# What the exercise asks
Copy out all lines that carry the word "University".

(Collected data)
※

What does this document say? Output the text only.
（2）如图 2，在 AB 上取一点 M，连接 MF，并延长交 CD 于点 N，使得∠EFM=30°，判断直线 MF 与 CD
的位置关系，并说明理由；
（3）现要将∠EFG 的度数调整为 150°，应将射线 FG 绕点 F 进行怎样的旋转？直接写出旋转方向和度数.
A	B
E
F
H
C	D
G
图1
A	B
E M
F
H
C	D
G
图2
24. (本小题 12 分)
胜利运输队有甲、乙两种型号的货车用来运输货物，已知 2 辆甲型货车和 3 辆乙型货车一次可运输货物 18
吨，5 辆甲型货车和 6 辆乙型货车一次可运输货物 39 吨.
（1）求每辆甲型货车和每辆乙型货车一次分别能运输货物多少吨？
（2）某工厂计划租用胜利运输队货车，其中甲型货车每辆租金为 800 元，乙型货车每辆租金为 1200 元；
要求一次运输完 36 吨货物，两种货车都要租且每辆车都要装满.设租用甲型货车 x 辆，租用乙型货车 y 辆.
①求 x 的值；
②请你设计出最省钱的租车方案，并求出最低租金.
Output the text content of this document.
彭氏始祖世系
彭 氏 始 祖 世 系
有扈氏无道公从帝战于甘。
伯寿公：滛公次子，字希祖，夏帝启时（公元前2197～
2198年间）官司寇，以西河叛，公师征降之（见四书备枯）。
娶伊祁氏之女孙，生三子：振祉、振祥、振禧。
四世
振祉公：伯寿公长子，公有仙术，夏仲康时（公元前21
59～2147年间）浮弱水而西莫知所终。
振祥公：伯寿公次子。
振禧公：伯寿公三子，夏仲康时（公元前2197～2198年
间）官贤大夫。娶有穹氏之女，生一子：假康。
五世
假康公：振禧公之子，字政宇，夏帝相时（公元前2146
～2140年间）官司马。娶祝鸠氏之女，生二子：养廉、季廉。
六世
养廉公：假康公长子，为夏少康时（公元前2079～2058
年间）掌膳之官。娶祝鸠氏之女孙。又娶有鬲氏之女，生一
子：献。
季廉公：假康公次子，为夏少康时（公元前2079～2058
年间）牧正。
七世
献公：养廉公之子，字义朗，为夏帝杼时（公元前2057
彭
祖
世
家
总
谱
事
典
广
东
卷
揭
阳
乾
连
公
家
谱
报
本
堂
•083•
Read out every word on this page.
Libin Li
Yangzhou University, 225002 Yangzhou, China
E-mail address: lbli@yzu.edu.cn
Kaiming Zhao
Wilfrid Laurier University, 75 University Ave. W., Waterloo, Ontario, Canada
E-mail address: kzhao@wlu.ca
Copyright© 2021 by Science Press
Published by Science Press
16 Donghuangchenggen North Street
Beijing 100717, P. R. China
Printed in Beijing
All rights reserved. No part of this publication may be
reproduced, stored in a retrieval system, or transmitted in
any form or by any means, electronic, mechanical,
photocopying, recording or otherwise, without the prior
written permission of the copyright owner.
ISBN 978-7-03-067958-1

※

# Answer to the exercise
Yangzhou University, 225002 Yangzhou, China
Wilfrid Laurier University, 75 University Ave. W., Waterloo, Ontario, Canada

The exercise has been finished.